• **WHAT YOU SHOULD DO**: Take every line from the listing below that includes "trzech" and copy it.

[Data entries]
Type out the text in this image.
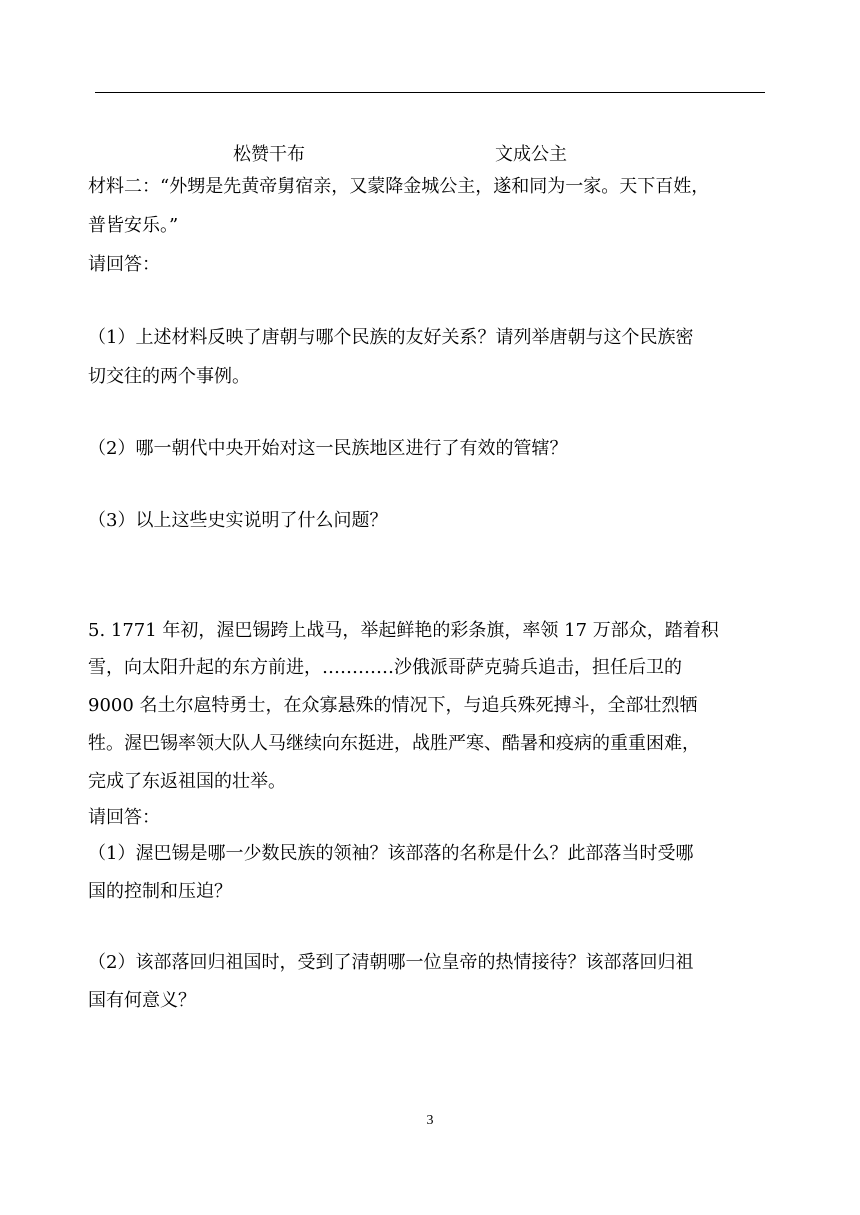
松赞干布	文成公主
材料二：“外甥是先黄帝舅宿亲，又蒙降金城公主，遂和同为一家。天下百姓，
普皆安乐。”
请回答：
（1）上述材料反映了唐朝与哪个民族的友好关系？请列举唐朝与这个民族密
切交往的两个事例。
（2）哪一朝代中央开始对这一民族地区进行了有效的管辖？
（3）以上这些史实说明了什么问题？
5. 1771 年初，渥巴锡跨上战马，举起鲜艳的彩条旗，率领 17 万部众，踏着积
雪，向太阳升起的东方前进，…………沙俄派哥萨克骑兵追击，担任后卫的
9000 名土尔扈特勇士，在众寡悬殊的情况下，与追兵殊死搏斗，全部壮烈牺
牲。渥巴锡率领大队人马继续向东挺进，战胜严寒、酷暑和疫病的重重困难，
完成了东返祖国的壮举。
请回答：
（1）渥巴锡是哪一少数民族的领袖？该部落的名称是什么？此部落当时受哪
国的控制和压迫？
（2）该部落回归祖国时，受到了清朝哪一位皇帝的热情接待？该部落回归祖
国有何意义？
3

--

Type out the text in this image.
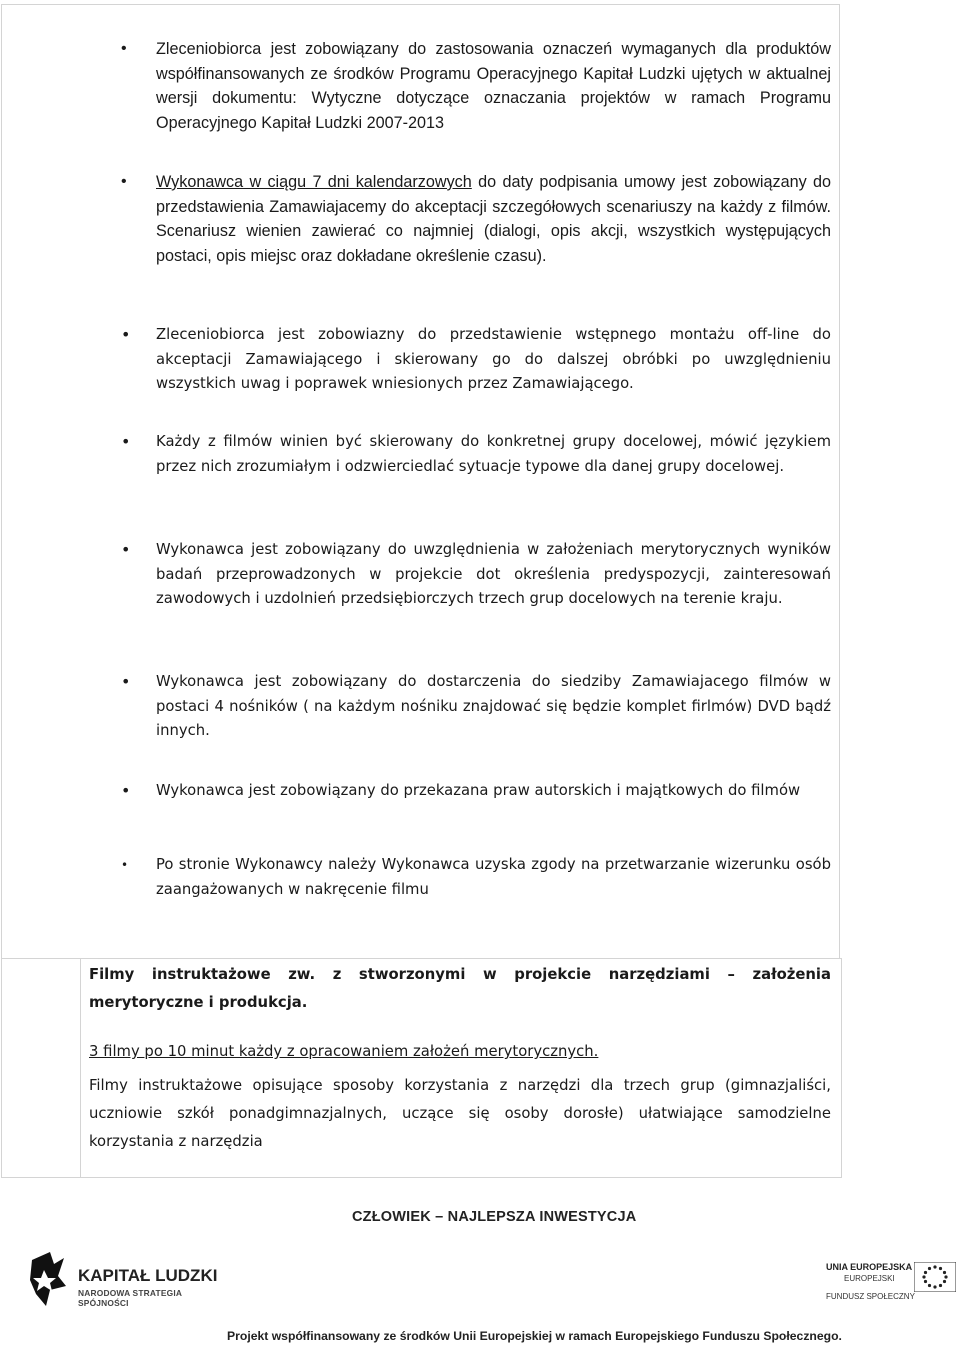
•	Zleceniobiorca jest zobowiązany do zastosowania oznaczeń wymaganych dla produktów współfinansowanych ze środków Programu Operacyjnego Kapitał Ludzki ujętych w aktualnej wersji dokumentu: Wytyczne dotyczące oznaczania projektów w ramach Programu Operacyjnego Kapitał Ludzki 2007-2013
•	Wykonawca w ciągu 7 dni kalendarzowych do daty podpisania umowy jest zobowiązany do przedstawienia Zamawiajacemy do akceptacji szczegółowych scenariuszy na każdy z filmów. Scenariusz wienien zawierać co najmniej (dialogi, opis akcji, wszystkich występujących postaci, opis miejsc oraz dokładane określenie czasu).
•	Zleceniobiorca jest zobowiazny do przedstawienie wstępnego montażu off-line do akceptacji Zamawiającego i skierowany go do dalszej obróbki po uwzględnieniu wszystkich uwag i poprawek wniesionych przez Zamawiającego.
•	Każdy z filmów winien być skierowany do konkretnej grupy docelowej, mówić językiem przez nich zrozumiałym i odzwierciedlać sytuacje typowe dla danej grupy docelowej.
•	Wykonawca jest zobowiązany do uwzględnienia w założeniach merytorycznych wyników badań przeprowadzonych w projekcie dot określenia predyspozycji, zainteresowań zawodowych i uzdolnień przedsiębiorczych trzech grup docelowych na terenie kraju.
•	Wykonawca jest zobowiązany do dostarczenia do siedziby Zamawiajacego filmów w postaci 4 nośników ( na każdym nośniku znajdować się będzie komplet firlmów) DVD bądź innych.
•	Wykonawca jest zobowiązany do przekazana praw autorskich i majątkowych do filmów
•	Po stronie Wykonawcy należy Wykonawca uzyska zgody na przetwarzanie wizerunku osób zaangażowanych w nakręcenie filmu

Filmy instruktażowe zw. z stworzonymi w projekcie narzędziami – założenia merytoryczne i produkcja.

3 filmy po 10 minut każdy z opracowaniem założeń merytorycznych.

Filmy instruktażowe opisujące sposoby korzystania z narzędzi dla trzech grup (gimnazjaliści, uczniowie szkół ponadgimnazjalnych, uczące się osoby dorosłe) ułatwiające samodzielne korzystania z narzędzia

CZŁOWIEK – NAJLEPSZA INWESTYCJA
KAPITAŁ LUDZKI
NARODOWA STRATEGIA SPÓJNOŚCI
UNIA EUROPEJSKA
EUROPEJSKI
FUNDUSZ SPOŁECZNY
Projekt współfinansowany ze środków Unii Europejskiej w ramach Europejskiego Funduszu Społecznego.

• **SOLUTION**:
•	Wykonawca jest zobowiązany do uwzględnienia w założeniach merytorycznych wyników badań przeprowadzonych w projekcie dot określenia predyspozycji, zainteresowań zawodowych i uzdolnień przedsiębiorczych trzech grup docelowych na terenie kraju.
Filmy instruktażowe opisujące sposoby korzystania z narzędzi dla trzech grup (gimnazjaliści, uczniowie szkół ponadgimnazjalnych, uczące się osoby dorosłe) ułatwiające samodzielne korzystania z narzędzia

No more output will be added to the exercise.